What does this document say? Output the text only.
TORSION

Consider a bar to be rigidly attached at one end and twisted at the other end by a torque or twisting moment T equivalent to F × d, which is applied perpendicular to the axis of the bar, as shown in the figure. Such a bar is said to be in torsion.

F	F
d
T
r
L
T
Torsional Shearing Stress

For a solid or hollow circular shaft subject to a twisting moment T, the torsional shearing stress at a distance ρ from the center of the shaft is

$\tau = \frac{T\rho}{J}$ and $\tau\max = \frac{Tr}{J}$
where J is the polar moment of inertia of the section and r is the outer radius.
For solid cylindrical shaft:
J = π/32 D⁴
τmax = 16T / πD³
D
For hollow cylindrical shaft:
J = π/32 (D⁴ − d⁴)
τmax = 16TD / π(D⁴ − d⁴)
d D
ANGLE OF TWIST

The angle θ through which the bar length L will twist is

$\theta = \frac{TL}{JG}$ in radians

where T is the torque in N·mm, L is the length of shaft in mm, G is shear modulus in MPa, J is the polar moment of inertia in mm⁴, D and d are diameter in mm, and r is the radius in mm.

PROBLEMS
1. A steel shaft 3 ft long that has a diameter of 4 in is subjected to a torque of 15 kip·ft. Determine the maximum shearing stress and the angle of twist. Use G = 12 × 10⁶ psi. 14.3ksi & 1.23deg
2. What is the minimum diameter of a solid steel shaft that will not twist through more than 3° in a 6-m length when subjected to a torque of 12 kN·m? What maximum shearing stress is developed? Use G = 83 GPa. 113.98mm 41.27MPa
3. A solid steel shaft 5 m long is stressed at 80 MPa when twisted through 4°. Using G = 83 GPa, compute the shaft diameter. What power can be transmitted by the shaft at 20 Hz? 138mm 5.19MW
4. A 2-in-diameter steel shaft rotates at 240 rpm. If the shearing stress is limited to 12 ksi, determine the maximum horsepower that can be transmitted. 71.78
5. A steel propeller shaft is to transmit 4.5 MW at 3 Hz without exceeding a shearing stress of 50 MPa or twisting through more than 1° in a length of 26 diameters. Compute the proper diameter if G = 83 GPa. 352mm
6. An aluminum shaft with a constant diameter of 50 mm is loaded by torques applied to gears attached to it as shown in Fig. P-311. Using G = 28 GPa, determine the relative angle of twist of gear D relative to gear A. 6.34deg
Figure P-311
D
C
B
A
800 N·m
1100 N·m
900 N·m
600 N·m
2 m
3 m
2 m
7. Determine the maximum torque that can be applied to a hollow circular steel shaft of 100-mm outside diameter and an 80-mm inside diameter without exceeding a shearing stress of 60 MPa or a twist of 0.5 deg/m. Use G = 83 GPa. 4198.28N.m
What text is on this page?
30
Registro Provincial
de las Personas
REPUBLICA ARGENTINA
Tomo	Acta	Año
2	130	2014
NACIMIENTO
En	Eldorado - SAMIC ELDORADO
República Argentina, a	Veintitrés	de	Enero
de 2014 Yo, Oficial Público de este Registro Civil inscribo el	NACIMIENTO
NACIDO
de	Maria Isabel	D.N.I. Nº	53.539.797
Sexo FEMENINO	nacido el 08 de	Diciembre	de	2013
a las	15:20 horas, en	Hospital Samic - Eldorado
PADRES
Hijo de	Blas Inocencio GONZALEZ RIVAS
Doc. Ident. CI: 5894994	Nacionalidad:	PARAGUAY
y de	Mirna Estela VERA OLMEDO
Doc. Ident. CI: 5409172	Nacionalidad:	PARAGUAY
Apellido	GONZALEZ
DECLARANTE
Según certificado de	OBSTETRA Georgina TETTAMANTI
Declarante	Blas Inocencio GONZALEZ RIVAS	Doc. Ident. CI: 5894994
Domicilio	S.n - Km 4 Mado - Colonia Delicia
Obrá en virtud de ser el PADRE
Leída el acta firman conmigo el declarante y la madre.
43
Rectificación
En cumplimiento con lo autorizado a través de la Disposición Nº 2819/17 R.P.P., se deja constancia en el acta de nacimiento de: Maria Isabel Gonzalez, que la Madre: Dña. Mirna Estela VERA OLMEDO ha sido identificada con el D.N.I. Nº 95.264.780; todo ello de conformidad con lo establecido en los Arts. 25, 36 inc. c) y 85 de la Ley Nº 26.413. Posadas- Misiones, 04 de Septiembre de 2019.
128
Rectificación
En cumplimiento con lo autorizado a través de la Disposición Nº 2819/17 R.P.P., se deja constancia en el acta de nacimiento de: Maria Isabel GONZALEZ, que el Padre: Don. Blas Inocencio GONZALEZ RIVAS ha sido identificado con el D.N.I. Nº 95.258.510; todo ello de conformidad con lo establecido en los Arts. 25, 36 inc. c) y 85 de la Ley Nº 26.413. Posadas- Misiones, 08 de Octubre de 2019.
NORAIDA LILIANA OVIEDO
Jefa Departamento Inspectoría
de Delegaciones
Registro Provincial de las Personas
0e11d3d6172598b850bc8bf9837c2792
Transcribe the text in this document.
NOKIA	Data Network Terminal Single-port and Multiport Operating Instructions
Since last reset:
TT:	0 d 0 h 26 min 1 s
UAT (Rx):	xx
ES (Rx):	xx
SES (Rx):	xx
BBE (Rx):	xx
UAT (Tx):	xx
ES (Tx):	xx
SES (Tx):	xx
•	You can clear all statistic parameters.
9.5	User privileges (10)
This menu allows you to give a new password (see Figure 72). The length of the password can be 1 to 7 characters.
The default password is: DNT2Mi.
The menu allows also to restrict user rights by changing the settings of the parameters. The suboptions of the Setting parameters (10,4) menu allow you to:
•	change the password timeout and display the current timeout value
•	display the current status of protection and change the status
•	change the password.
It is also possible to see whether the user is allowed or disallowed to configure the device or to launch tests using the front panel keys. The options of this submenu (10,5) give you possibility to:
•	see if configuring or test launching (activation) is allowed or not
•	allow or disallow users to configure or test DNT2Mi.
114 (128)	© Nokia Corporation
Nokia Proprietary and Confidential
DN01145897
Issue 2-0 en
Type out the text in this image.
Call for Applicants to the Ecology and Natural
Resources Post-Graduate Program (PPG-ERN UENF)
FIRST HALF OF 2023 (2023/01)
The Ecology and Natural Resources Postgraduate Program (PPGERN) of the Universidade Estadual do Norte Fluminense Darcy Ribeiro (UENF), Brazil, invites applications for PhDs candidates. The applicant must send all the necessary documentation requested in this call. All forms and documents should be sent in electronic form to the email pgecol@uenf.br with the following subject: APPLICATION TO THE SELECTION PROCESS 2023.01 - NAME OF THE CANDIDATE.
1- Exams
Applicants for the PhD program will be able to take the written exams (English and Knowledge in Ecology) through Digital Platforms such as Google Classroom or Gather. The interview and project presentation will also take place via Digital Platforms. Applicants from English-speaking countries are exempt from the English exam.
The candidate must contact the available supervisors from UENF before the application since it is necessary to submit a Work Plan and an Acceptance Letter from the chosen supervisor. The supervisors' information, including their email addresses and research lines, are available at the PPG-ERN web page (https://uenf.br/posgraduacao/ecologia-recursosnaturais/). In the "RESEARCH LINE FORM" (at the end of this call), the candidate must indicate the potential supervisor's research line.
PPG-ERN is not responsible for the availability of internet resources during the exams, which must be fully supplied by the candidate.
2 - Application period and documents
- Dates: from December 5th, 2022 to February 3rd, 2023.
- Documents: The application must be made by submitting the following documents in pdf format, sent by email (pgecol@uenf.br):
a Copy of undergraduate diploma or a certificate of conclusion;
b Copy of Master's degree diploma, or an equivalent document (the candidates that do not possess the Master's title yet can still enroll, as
——————
Goal ->
Go through the entries above and pull out each line with "polar" in it.

In response ->
where J is the polar moment of inertia of the section and r is the outer radius.
where T is the torque in N·mm, L is the length of shaft in mm, G is shear modulus in MPa, J is the polar moment of inertia in mm⁴, D and d are diameter in mm, and r is the radius in mm.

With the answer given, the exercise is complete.